>> begin

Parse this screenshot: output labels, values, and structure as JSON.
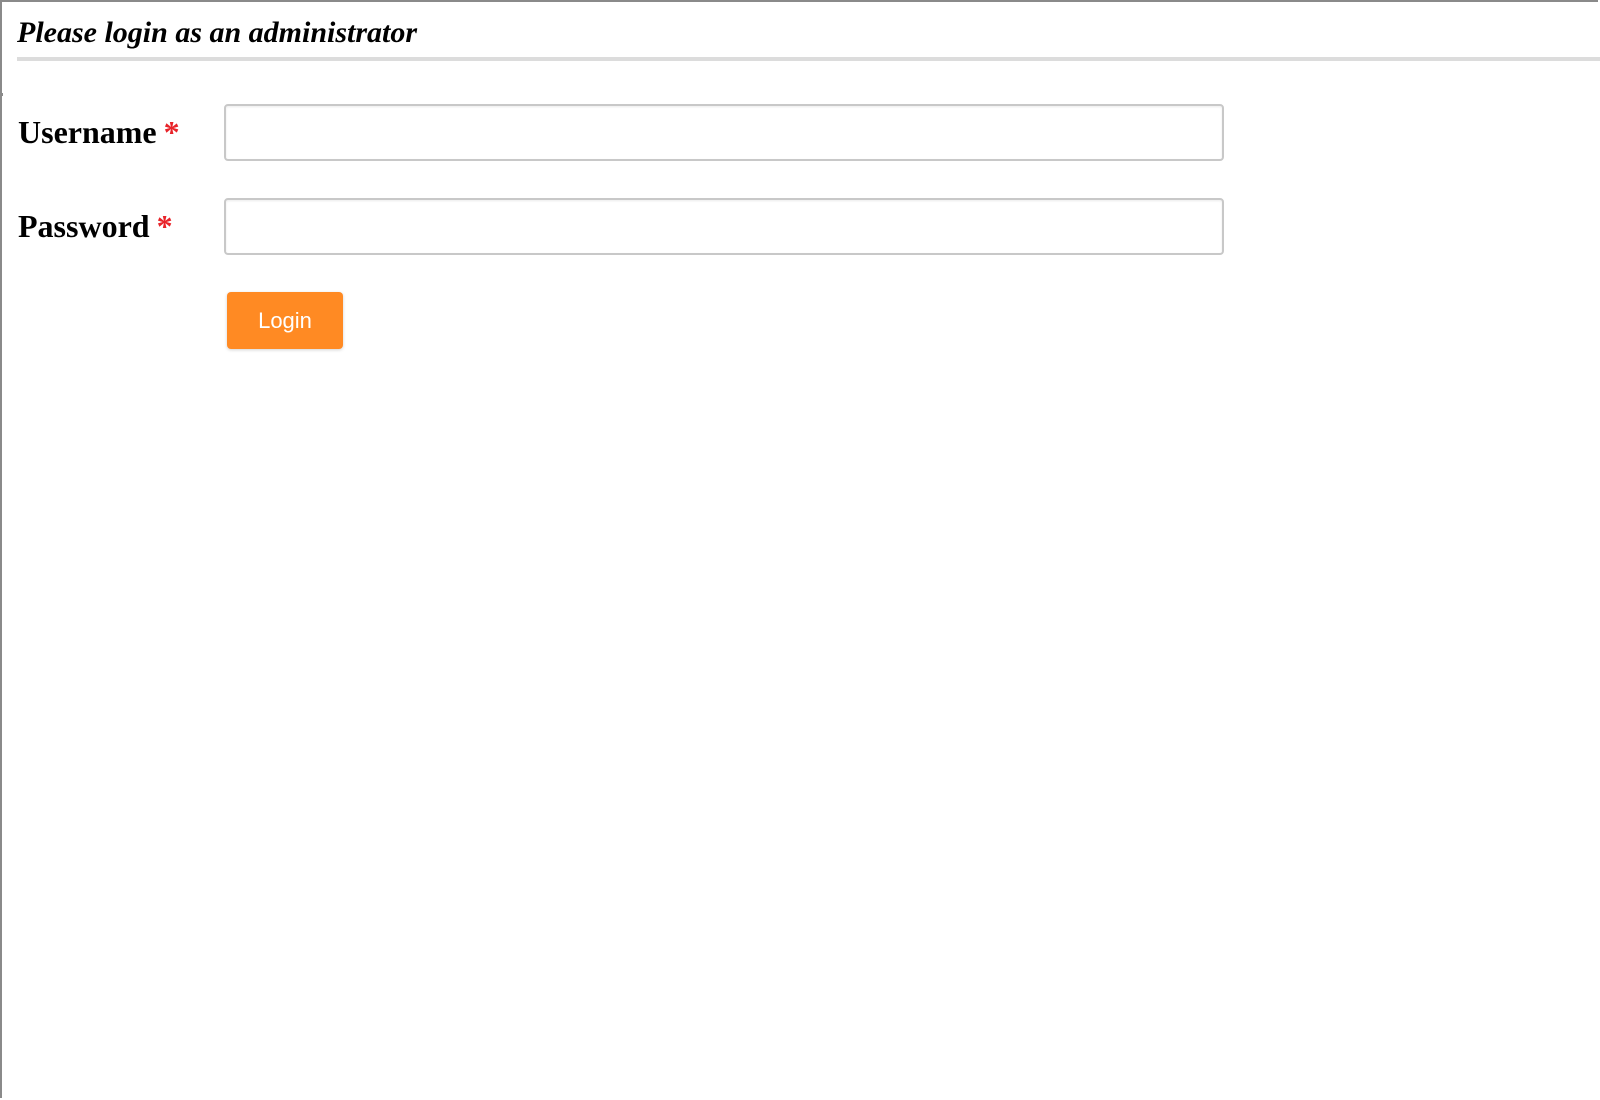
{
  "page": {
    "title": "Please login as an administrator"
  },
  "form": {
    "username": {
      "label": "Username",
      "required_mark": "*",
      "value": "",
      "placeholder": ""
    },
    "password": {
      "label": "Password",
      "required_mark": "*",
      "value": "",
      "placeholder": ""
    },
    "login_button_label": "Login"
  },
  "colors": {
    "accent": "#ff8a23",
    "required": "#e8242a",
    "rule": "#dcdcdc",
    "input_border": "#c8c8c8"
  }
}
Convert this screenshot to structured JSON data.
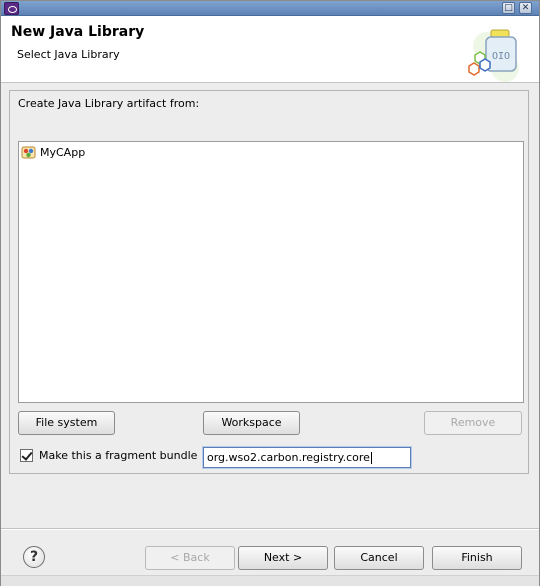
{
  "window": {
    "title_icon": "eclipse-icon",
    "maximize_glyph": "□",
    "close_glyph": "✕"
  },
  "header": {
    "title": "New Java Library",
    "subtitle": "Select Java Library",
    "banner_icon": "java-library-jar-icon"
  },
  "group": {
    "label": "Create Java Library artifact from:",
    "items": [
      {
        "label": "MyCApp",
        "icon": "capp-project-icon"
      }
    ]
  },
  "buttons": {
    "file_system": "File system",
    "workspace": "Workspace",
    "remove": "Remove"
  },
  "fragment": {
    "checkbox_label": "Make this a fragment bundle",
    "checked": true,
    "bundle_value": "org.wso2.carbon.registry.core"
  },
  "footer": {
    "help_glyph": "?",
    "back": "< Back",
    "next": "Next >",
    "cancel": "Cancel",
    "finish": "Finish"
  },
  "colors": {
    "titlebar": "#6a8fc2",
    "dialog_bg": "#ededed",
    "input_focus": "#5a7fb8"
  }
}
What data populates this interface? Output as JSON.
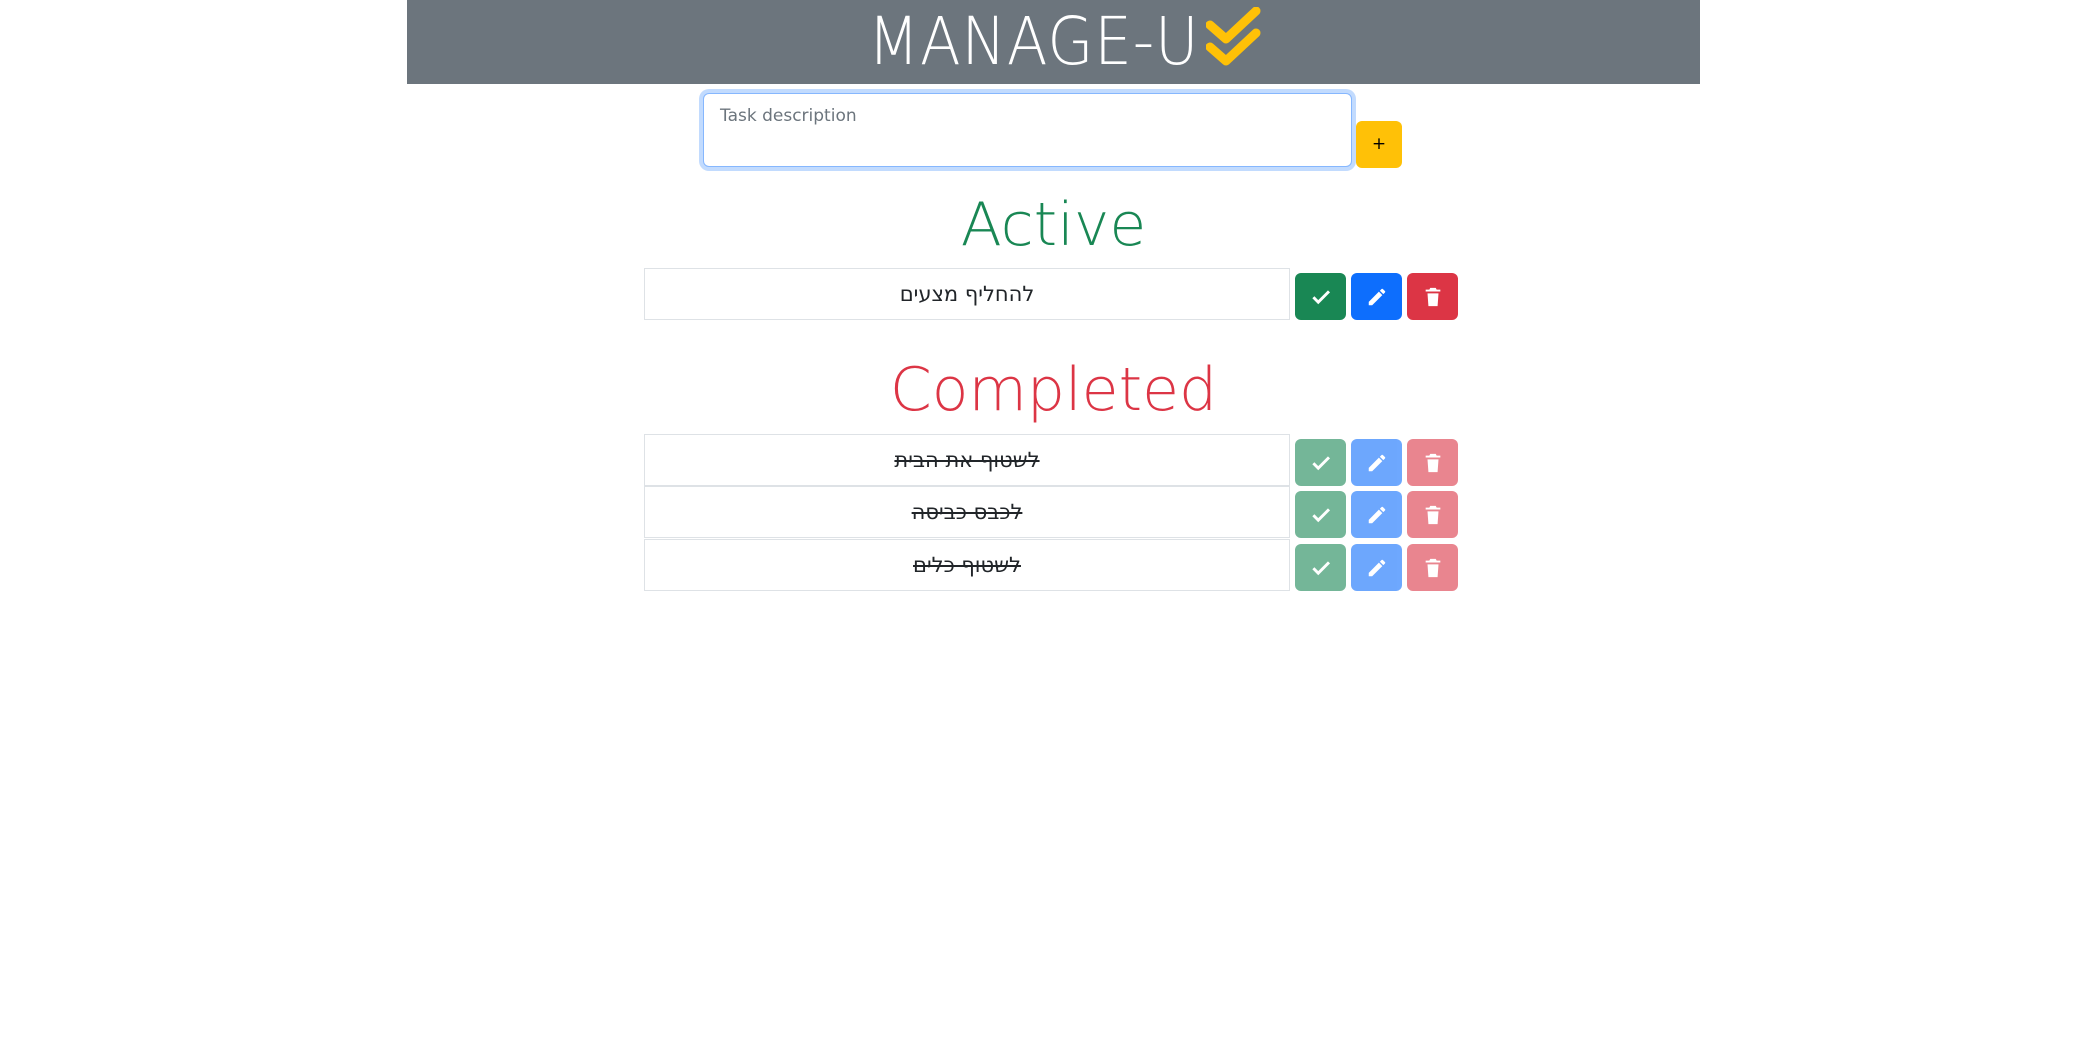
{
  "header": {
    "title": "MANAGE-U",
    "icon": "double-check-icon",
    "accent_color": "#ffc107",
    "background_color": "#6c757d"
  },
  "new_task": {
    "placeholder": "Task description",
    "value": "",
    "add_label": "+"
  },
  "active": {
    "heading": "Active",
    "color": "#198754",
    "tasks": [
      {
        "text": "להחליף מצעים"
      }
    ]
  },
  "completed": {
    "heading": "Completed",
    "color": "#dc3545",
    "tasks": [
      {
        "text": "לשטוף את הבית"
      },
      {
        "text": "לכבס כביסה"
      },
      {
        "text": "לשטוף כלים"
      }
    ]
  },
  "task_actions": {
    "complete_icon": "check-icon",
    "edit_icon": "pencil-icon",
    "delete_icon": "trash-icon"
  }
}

>> end

Repeat the data exactly, without the pictures.

*ANSWER TO THIS PROBLEM*:
Parse this screenshot: output labels, values, and structure as JSON.
{
  "page": {
    "title": "Please login as an administrator"
  },
  "form": {
    "username": {
      "label": "Username",
      "required_mark": "*",
      "value": "",
      "placeholder": ""
    },
    "password": {
      "label": "Password",
      "required_mark": "*",
      "value": "",
      "placeholder": ""
    },
    "login_button_label": "Login"
  },
  "colors": {
    "accent": "#ff8a23",
    "required": "#e8242a",
    "rule": "#dcdcdc",
    "input_border": "#c8c8c8"
  }
}
Convert this screenshot to structured JSON data.
{
  "window": {
    "title_icon": "eclipse-icon",
    "maximize_glyph": "□",
    "close_glyph": "✕"
  },
  "header": {
    "title": "New Java Library",
    "subtitle": "Select Java Library",
    "banner_icon": "java-library-jar-icon"
  },
  "group": {
    "label": "Create Java Library artifact from:",
    "items": [
      {
        "label": "MyCApp",
        "icon": "capp-project-icon"
      }
    ]
  },
  "buttons": {
    "file_system": "File system",
    "workspace": "Workspace",
    "remove": "Remove"
  },
  "fragment": {
    "checkbox_label": "Make this a fragment bundle",
    "checked": true,
    "bundle_value": "org.wso2.carbon.registry.core"
  },
  "footer": {
    "help_glyph": "?",
    "back": "< Back",
    "next": "Next >",
    "cancel": "Cancel",
    "finish": "Finish"
  },
  "colors": {
    "titlebar": "#6a8fc2",
    "dialog_bg": "#ededed",
    "input_focus": "#5a7fb8"
  }
}
What data populates this interface? Output as JSON.
{
  "header": {
    "title": "MANAGE-U",
    "icon": "double-check-icon",
    "accent_color": "#ffc107",
    "background_color": "#6c757d"
  },
  "new_task": {
    "placeholder": "Task description",
    "value": "",
    "add_label": "+"
  },
  "active": {
    "heading": "Active",
    "color": "#198754",
    "tasks": [
      {
        "text": "להחליף מצעים"
      }
    ]
  },
  "completed": {
    "heading": "Completed",
    "color": "#dc3545",
    "tasks": [
      {
        "text": "לשטוף את הבית"
      },
      {
        "text": "לכבס כביסה"
      },
      {
        "text": "לשטוף כלים"
      }
    ]
  },
  "task_actions": {
    "complete_icon": "check-icon",
    "edit_icon": "pencil-icon",
    "delete_icon": "trash-icon"
  }
}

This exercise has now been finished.